Work to complete
(1) In the Intel microarchitecture discussion, what is Haswell's maximum per-cycle read from L1?
(2) From the Intel microarchitecture discussion, return the passage starting at "That said, I" and ending at "is microarchitecture dependent.".
(3) Supply the next part of the Intel microarchitecture discussion, beginning after its final sentence.

Given passage
• • • • •
The last big microarchitecture change for Intel was Nehalem, the original "i7". A lot of code optimization assumptions from prior CPUs went out the window with that microarchitecture. The latest, Haswell, added more usable ALU parallelism and the BMI2 extensions, which are quite useful if you know how to exploit them but nothing Earth-shattering. AVX2 was nice, but too limited to have much value for most normal code.

That said, I am pretty excited about AVX-512, which will be a major microarchitecture extension once that it is available. The giant caveat is that no one will be able to really take advantage of it without, once again, redesigning their code for that microarchitecture. A compiler won't be able to do that for you, which has been the real stumbling block for the adoption of advanced features in new microarchitectures. What constitutes an optimal algorithm or data structure is microarchitecture dependent.


It's worth pointing out that Sandy Bridge was a massive microarchitectural change from its predecessors, using a totally different out-of-order engine.

I don't know why the performance characteristics are so similar. I guess once you have a big fat memory subsystem on-die, everything else is diminishing returns?


I don't know why the performance characteristics are so similar. I guess once you have a big fat memory subsystem on-die, everything else is diminishing returns?

I don't find that to be true. As Andrew is saying, the performance characteristics only look similar because the software is rarely written to optimize performance on modern processors. I have a 5-year old overclocked Nehalem that can beat most current Haswell's on single-threaded code of this sort just because of the higher clock speed. But for algorithms designed for the capabilities of the newer instruction sets, the different generations really start to distinguish themselves.

Instead of ~5% improvements between Intel generations on standard benchmarks, you can sometimes get 50% or more for architecture specific algorithms. From Nehalem to Sandy Bridge to Haswell, the maximum per-cycle reads from L1 has gone from 16B to 32B to 64B. This means that approaches that would have been silly 5 years ago (like 16KB lookup tables from which you need to read 32B every cycle to sustain throughput) can be practical now.


> I don't know why the performance characteristics are so similar. I guess once you have a big fat memory subsystem on-die, everything else is diminishing returns?

The first-gen PRF design was built to have the throughput of the old one, while having much gentler design limits and lower power consumption. Haswell expanded the execution engine to 8-wide (4xALU, 2x load agu, 1x store agu, 1x store data), something the older design couldn't have done.


The last big microarchitecture change for Intel was Nehalem, the original "i7". A lot of code optimization assumptions from prior CPUs went out the window with that microarchitecture.
• • • • •
Listed entries
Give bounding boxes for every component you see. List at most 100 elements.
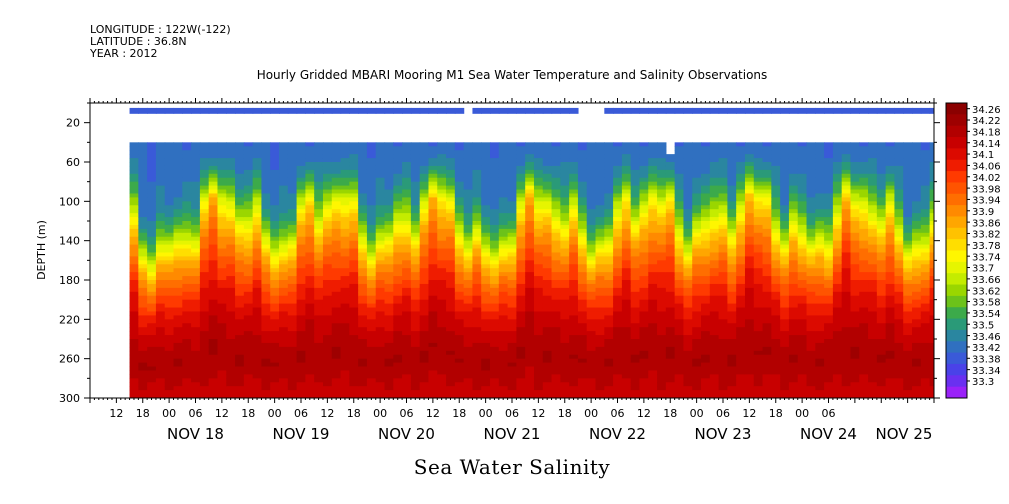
salinity-cell (261, 307, 271, 313)
salinity-cell (226, 346, 236, 352)
salinity-cell (577, 209, 588, 214)
salinity-cell (437, 346, 447, 352)
salinity-cell (314, 197, 324, 202)
salinity-cell (217, 283, 227, 289)
salinity-cell (481, 213, 491, 218)
salinity-cell (560, 276, 570, 281)
salinity-cell (155, 280, 166, 285)
salinity-cell (155, 189, 166, 195)
salinity-cell (164, 150, 175, 155)
salinity-cell (270, 205, 280, 210)
salinity-cell (375, 319, 386, 324)
surface-cell (366, 107, 377, 114)
salinity-cell (516, 319, 526, 324)
salinity-cell (481, 224, 491, 230)
salinity-cell (780, 327, 790, 332)
salinity-cell (393, 335, 403, 340)
salinity-cell (718, 177, 728, 183)
salinity-cell (428, 240, 438, 246)
salinity-cell (613, 158, 623, 163)
salinity-cell (586, 232, 597, 238)
salinity-cell (155, 358, 166, 364)
salinity-cell (419, 283, 430, 289)
salinity-cell (692, 335, 702, 340)
salinity-cell (226, 142, 236, 147)
salinity-cell (279, 158, 289, 163)
salinity-cell (560, 264, 570, 269)
salinity-cell (753, 327, 764, 332)
salinity-cell (164, 307, 175, 313)
salinity-cell (560, 177, 570, 183)
salinity-cell (762, 311, 772, 316)
salinity-cell (270, 162, 280, 167)
salinity-cell (780, 358, 790, 364)
salinity-cell (138, 366, 148, 372)
salinity-cell (410, 189, 421, 195)
salinity-cell (410, 244, 421, 250)
salinity-cell (727, 224, 737, 230)
salinity-cell (780, 256, 790, 261)
salinity-cell (305, 280, 315, 285)
salinity-cell (490, 142, 500, 147)
salinity-cell (709, 311, 720, 316)
salinity-cell (525, 358, 535, 364)
salinity-cell (366, 390, 377, 395)
salinity-cell (199, 205, 210, 210)
salinity-cell (551, 276, 561, 281)
salinity-cell (762, 390, 772, 395)
salinity-cell (384, 335, 394, 340)
salinity-cell (410, 394, 421, 398)
salinity-cell (648, 209, 658, 214)
salinity-cell (525, 374, 535, 379)
salinity-cell (762, 185, 772, 191)
salinity-cell (252, 162, 263, 167)
salinity-cell (446, 331, 456, 336)
salinity-cell (366, 197, 377, 202)
salinity-cell (305, 295, 315, 301)
salinity-cell (542, 197, 553, 202)
salinity-cell (164, 205, 175, 210)
salinity-cell (226, 217, 236, 222)
salinity-cell (402, 177, 412, 183)
salinity-cell (155, 213, 166, 218)
salinity-cell (525, 280, 535, 285)
salinity-cell (701, 358, 711, 364)
salinity-cell (595, 382, 605, 387)
salinity-cell (191, 201, 201, 206)
salinity-cell (595, 165, 605, 171)
salinity-cell (463, 205, 474, 210)
salinity-cell (490, 366, 500, 372)
salinity-cell (533, 311, 544, 316)
salinity-cell (296, 177, 306, 183)
salinity-cell (182, 146, 192, 151)
salinity-cell (199, 311, 210, 316)
salinity-cell (683, 185, 693, 191)
salinity-cell (692, 311, 702, 316)
salinity-cell (182, 154, 192, 159)
salinity-cell (560, 382, 570, 387)
salinity-cell (235, 221, 245, 226)
salinity-cell (613, 342, 623, 348)
salinity-cell (340, 327, 350, 332)
salinity-cell (463, 394, 474, 398)
salinity-cell (446, 390, 456, 395)
salinity-cell (226, 240, 236, 246)
surface-cell (692, 107, 702, 114)
salinity-cell (129, 236, 139, 242)
salinity-cell (727, 268, 737, 273)
salinity-cell (129, 213, 139, 218)
salinity-cell (744, 228, 755, 234)
salinity-cell (164, 260, 175, 265)
salinity-cell (454, 378, 465, 383)
salinity-cell (692, 331, 702, 336)
salinity-cell (595, 154, 605, 159)
salinity-cell (182, 205, 192, 210)
salinity-cell (358, 193, 368, 198)
salinity-cell (375, 358, 386, 364)
salinity-cell (709, 181, 720, 187)
salinity-cell (454, 150, 465, 155)
salinity-cell (279, 264, 289, 269)
salinity-cell (463, 358, 474, 364)
salinity-cell (164, 390, 175, 395)
salinity-cell (525, 346, 535, 352)
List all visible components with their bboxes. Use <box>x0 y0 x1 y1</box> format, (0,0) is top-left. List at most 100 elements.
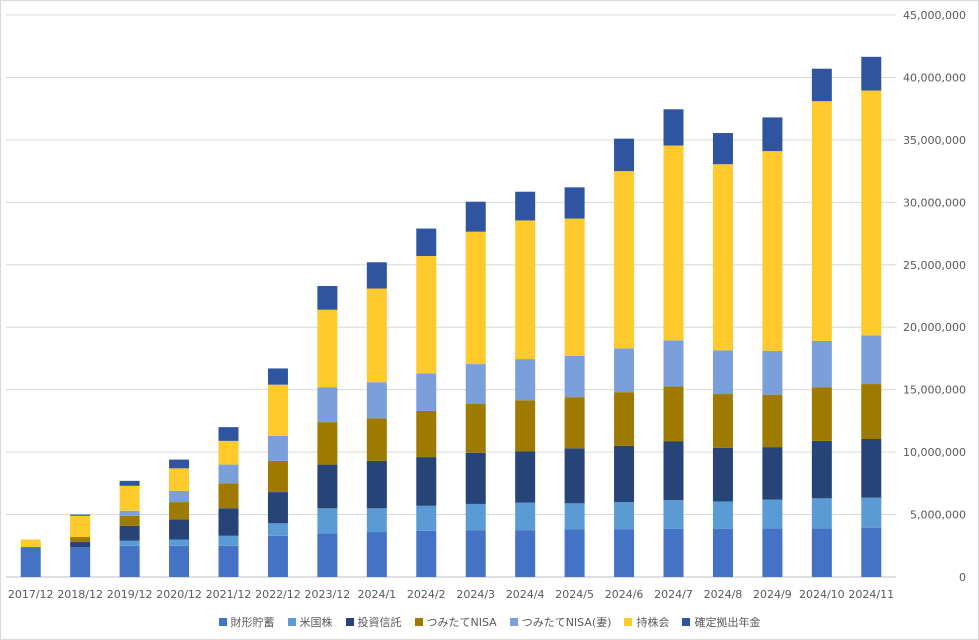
y-tick-label: 45,000,000 <box>903 9 966 22</box>
x-tick-label: 2024/1 <box>357 588 396 601</box>
bar-segment <box>564 529 585 577</box>
bar-segment <box>515 451 536 503</box>
bar-segment <box>515 191 536 221</box>
bar-segment <box>169 545 190 577</box>
bar-segment <box>861 335 882 385</box>
bar-segment <box>861 497 882 528</box>
y-tick-label: 40,000,000 <box>903 71 966 84</box>
bar-segment <box>416 228 437 257</box>
bar-segment <box>564 448 585 504</box>
bar-segment <box>762 350 783 395</box>
bar-segment <box>366 262 387 289</box>
legend-swatch <box>509 618 518 626</box>
x-tick-label: 2024/11 <box>848 588 894 601</box>
axes: 0 5,000,000 10,000,000 15,000,000 20,000,000… <box>8 9 966 601</box>
x-tick-label: 2017/12 <box>8 588 54 601</box>
legend-label: つみたてNISA(妻) <box>521 616 612 629</box>
bar-segment <box>465 404 486 453</box>
legend-item: つみたてNISA(妻) <box>509 614 612 630</box>
legend-item: 持株会 <box>624 614 669 630</box>
y-tick-label: 30,000,000 <box>903 196 966 209</box>
y-tick-label: 20,000,000 <box>903 321 966 334</box>
bar-segment <box>614 171 635 349</box>
bar-segment <box>267 460 288 493</box>
bar-segment <box>218 483 239 509</box>
bar-segment <box>663 109 684 146</box>
legend-label: 財形貯蓄 <box>230 616 275 629</box>
bar-segment <box>564 397 585 449</box>
legend-swatch <box>345 618 354 626</box>
x-tick-label: 2018/12 <box>57 588 103 601</box>
bar-segment <box>366 508 387 533</box>
legend: 財形貯蓄 米国株 投資信託 つみたてNISA つみたてNISA(妻) 持株会 確定拠出年金 <box>1 613 978 631</box>
bar-segment <box>811 440 832 499</box>
bar-segment <box>317 464 338 509</box>
bar-segment <box>169 459 190 469</box>
bar-segment <box>663 441 684 501</box>
bar-segment <box>811 387 832 441</box>
bar-segment <box>762 447 783 500</box>
bar-segment <box>20 547 41 577</box>
bar-segment <box>169 490 190 503</box>
bar-segment <box>564 218 585 356</box>
bar-segment <box>811 498 832 529</box>
x-tick-label: 2024/8 <box>704 588 743 601</box>
bar-segment <box>218 427 239 441</box>
x-tick-label: 2022/12 <box>255 588 301 601</box>
x-tick-label: 2021/12 <box>206 588 252 601</box>
bar-segment <box>70 515 91 538</box>
bar-segment <box>515 220 536 360</box>
bar-segment <box>762 151 783 351</box>
bar-segment <box>515 359 536 401</box>
bar-segment <box>663 500 684 529</box>
bar-segment <box>119 480 140 486</box>
bar-segment <box>218 535 239 546</box>
bar-segment <box>515 530 536 577</box>
bar-segment <box>317 309 338 388</box>
bars <box>20 56 882 577</box>
bar-segment <box>712 447 733 502</box>
bar-segment <box>614 445 635 503</box>
bar-segment <box>712 164 733 351</box>
bar-segment <box>119 510 140 516</box>
legend-swatch <box>218 618 227 626</box>
bar-segment <box>416 410 437 458</box>
bar-segment <box>366 288 387 383</box>
legend-label: 持株会 <box>636 616 670 629</box>
y-tick-label: 15,000,000 <box>903 384 966 397</box>
bar-segment <box>267 535 288 577</box>
bar-segment <box>169 539 190 546</box>
bar-segment <box>465 503 486 531</box>
bar-segment <box>614 348 635 393</box>
legend-label: 米国株 <box>299 616 333 629</box>
bar-segment <box>218 508 239 536</box>
legend-swatch <box>287 618 296 626</box>
bar-segment <box>70 514 91 516</box>
y-tick-label: 10,000,000 <box>903 446 966 459</box>
bar-segment <box>366 460 387 509</box>
bar-segment <box>70 542 91 548</box>
bar-segment <box>614 529 635 577</box>
legend-label: 投資信託 <box>357 616 402 629</box>
bar-segment <box>861 384 882 439</box>
bar-segment <box>267 384 288 436</box>
bar-segment <box>119 485 140 511</box>
bar-segment <box>614 502 635 530</box>
bar-segment <box>317 533 338 577</box>
legend-item: 米国株 <box>287 614 333 630</box>
y-tick-label: 35,000,000 <box>903 134 966 147</box>
bar-segment <box>465 452 486 504</box>
y-tick-label: 0 <box>959 571 966 584</box>
bar-segment <box>861 90 882 336</box>
legend-swatch <box>682 618 691 626</box>
bar-segment <box>119 515 140 526</box>
bar-segment <box>119 545 140 577</box>
bar-segment <box>811 68 832 102</box>
bar-segment <box>712 528 733 577</box>
bar-segment <box>762 394 783 448</box>
bar-segment <box>564 503 585 530</box>
bar-segment <box>811 528 832 577</box>
bar-segment <box>762 117 783 152</box>
bar-segment <box>218 440 239 465</box>
bar-segment <box>465 231 486 365</box>
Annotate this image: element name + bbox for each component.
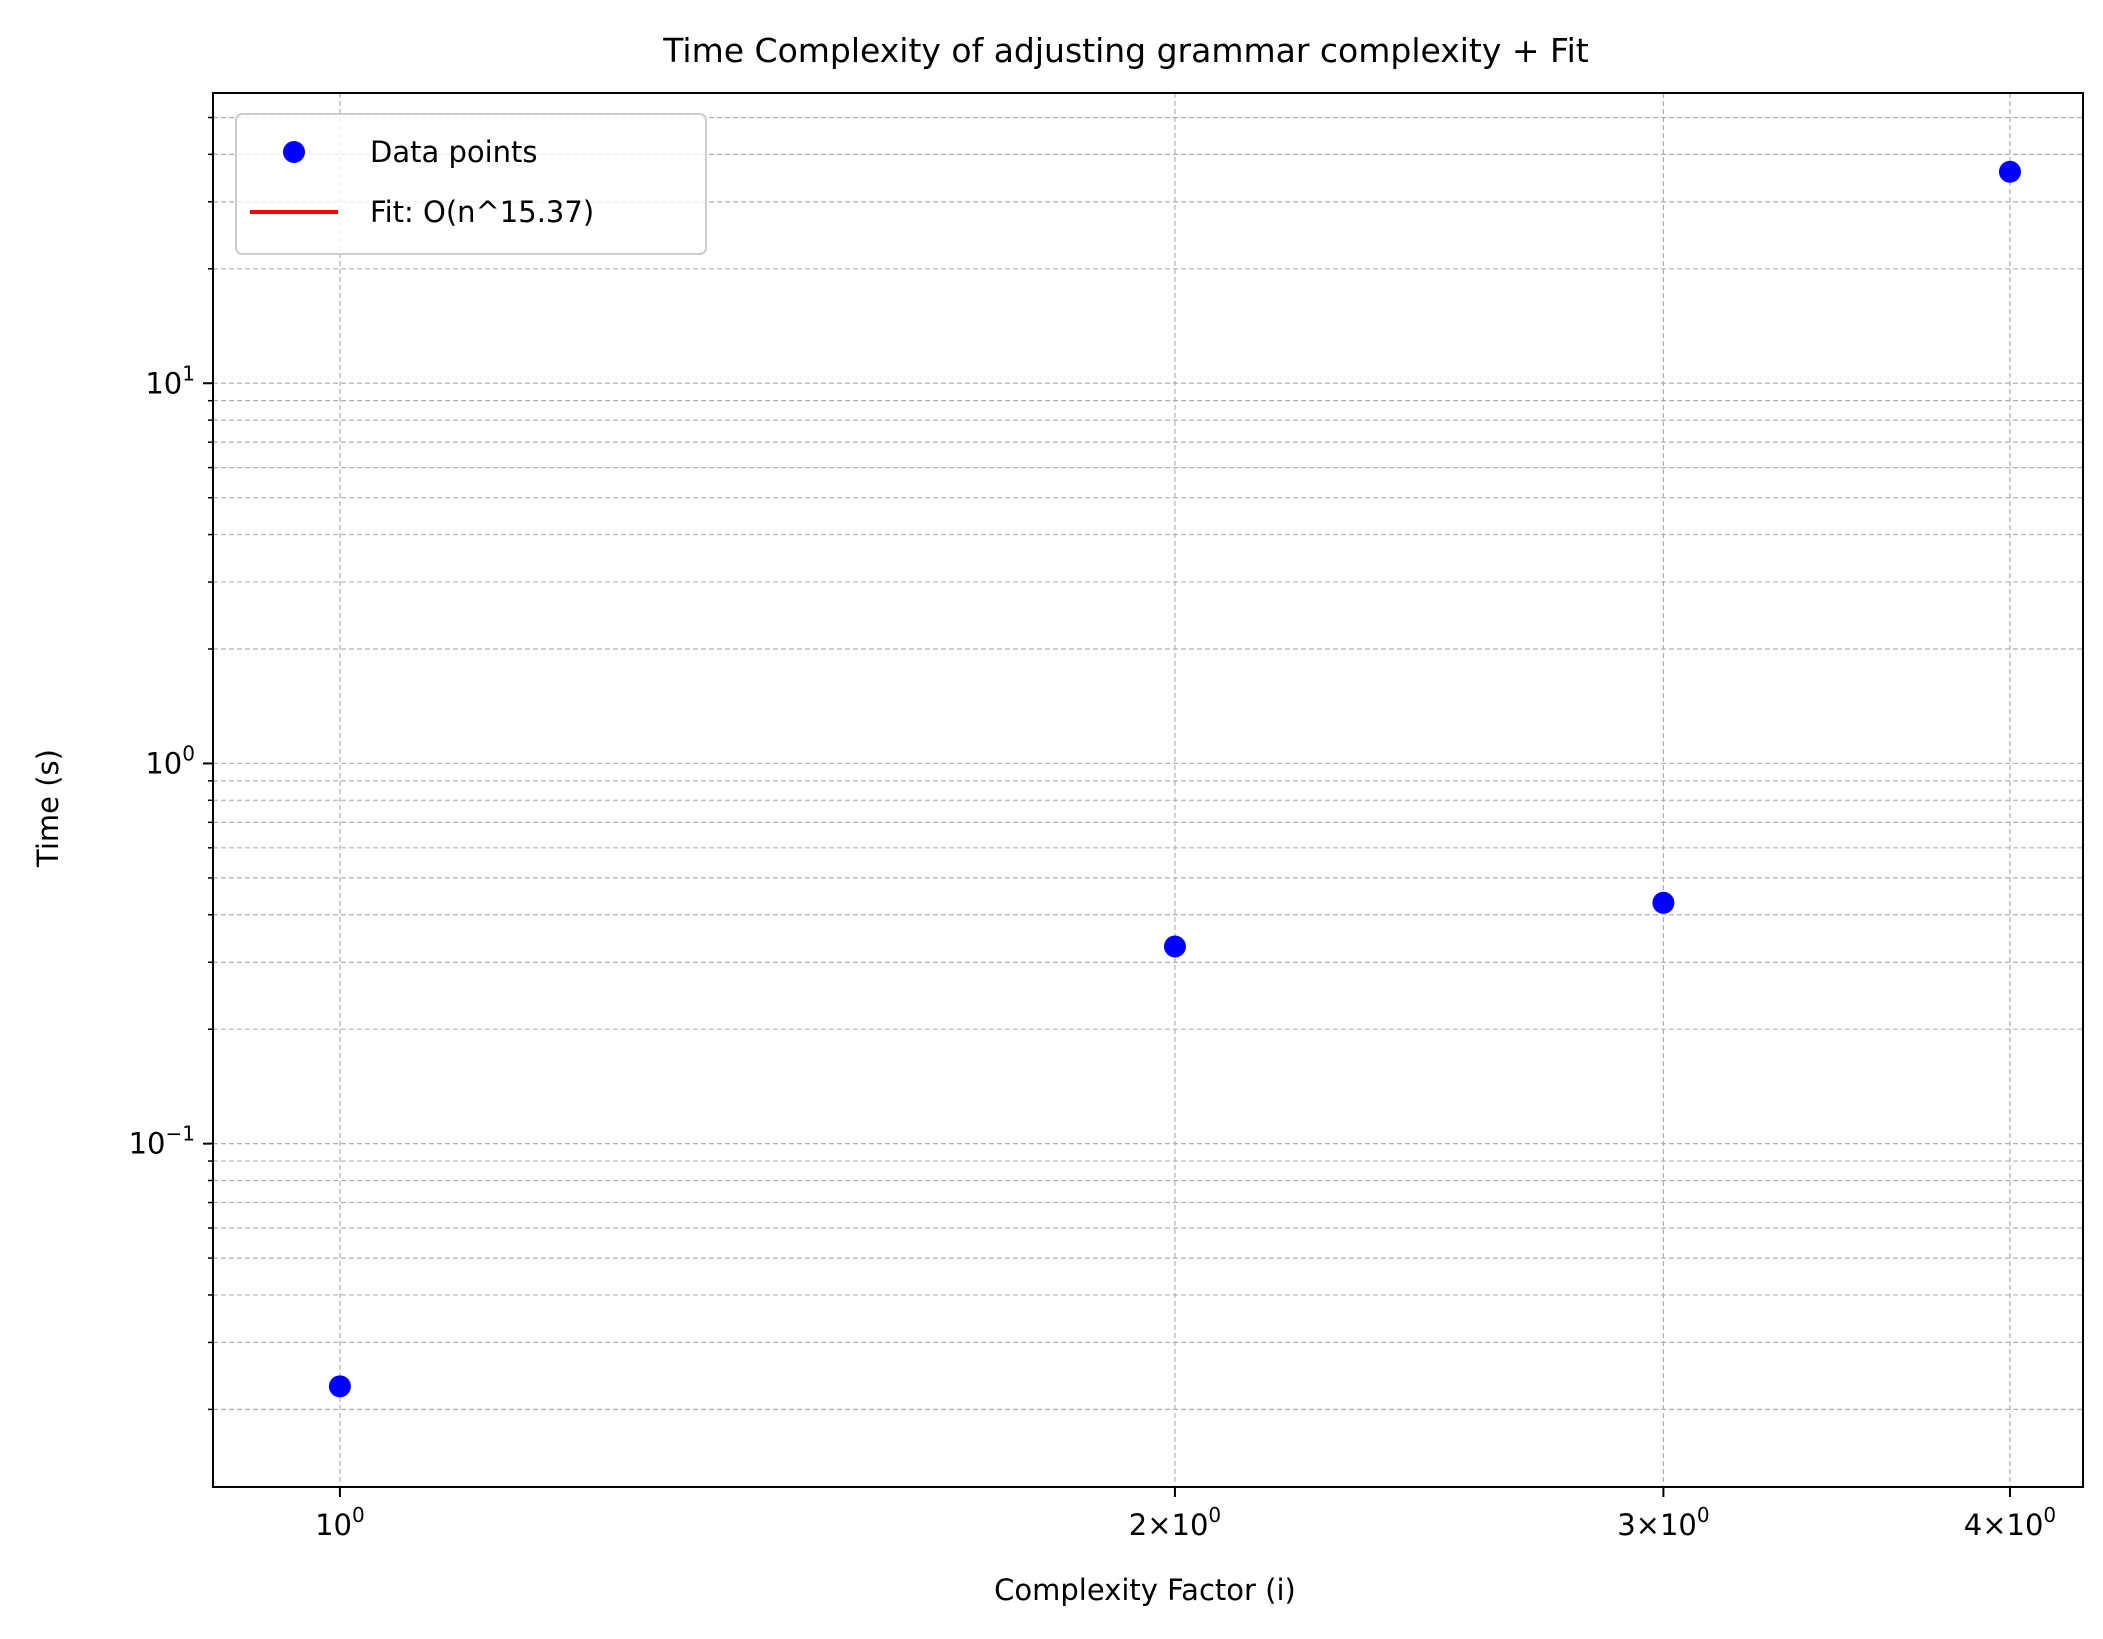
• • • • •
Results in order
(1) 64B

(2)
That said, I am pretty excited about AVX-512, which will be a major microarchitecture extension once that it is available. The giant caveat is that no one will be able to really take advantage of it without, once again, redesigning their code for that microarchitecture. A compiler won't be able to do that for you, which has been the real stumbling block for the adoption of advanced features in new microarchitectures. What constitutes an optimal algorithm or data structure is microarchitecture dependent.

(3)
I'd say the P6-NetBurst change was the biggest, and in many ways it was also a failure specifically because of its extremely different performance characteristics; it was far more "RISCier" than its predecessors or successors, and instruction sequences that were fast on the P6 became much slower (e.g. shifts). The long pipeline made branch penalties increase. It tried to compensate with high clock frequency, but that didn't always work. Existing software had to be recompiled to get much improvement (and compilers updated accordingly), something that a lot of people just didn't want to/couldn't do, for various reasons. Fortunately the change to P6-based Core brought back with it the more predictable performance characteristics of the P6, and its successors have been more incremental improvements on that than a radical new direction.

it will often buy 2x performance improvement overall versus well designed generic code tacitly optimized for another microarchitecture

2x is a big gap, but it's still quite small compared to the 5-10x (or more) between NetBurst and P6 on the same code.


[Netburst] tried to compensate with high clock frequency, , but that didn't always work.

In part because they grossly misjudged what speeds they could achieve. It was sold on the premise it could be driven to 10 GHz (maybe 5 GHz in some accounts; it was viewed as a "mar(keting)architecture that could boast high raw speeds), but they had extreme difficultly achieving 3.8 GHz, and as I recall the systems of the day weren't really geared to dissipating the heat produced.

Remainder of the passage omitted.